■ What the task requires: Write out the material exactly. Do not include the pictures.

(Data entries for graphics)
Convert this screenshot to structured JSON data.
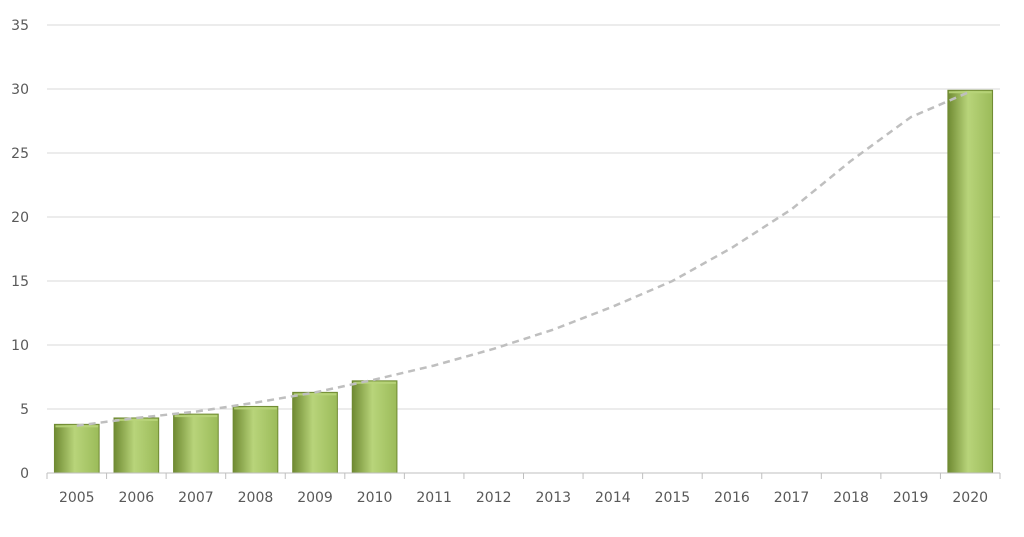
{
  "chart_data": {
    "type": "bar",
    "categories": [
      "2005",
      "2006",
      "2007",
      "2008",
      "2009",
      "2010",
      "2011",
      "2012",
      "2013",
      "2014",
      "2015",
      "2016",
      "2017",
      "2018",
      "2019",
      "2020"
    ],
    "series": [
      {
        "values": [
          3.8,
          4.3,
          4.6,
          5.2,
          6.3,
          7.2,
          null,
          null,
          null,
          null,
          null,
          null,
          null,
          null,
          null,
          29.9
        ]
      }
    ],
    "trendline": {
      "style": "dashed",
      "type": "exponential",
      "values": [
        3.7,
        4.3,
        4.8,
        5.5,
        6.3,
        7.3,
        8.4,
        9.7,
        11.2,
        13.0,
        15.0,
        17.6,
        20.6,
        24.4,
        27.8,
        29.8
      ]
    },
    "ylim": [
      0,
      35
    ],
    "yticks": [
      "0",
      "5",
      "10",
      "15",
      "20",
      "25",
      "30",
      "35"
    ],
    "grid": true,
    "title": "",
    "xlabel": "",
    "ylabel": "",
    "colors": {
      "bar_fill": "#9bbb59",
      "bar_highlight": "#b8d47a",
      "bar_edge": "#6f8a32",
      "trendline": "#bfbfbf",
      "gridline": "#d9d9d9",
      "axis": "#bfbfbf",
      "text": "#595959"
    }
  }
}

■ Answer for the task:
Convert this screenshot to structured JSON data.
{
  "chart_data": {
    "type": "bar",
    "categories": [
      "2005",
      "2006",
      "2007",
      "2008",
      "2009",
      "2010",
      "2011",
      "2012",
      "2013",
      "2014",
      "2015",
      "2016",
      "2017",
      "2018",
      "2019",
      "2020"
    ],
    "series": [
      {
        "values": [
          3.8,
          4.3,
          4.6,
          5.2,
          6.3,
          7.2,
          null,
          null,
          null,
          null,
          null,
          null,
          null,
          null,
          null,
          29.9
        ]
      }
    ],
    "trendline": {
      "style": "dashed",
      "type": "exponential",
      "values": [
        3.7,
        4.3,
        4.8,
        5.5,
        6.3,
        7.3,
        8.4,
        9.7,
        11.2,
        13.0,
        15.0,
        17.6,
        20.6,
        24.4,
        27.8,
        29.8
      ]
    },
    "ylim": [
      0,
      35
    ],
    "yticks": [
      "0",
      "5",
      "10",
      "15",
      "20",
      "25",
      "30",
      "35"
    ],
    "grid": true,
    "title": "",
    "xlabel": "",
    "ylabel": "",
    "colors": {
      "bar_fill": "#9bbb59",
      "bar_highlight": "#b8d47a",
      "bar_edge": "#6f8a32",
      "trendline": "#bfbfbf",
      "gridline": "#d9d9d9",
      "axis": "#bfbfbf",
      "text": "#595959"
    }
  }
}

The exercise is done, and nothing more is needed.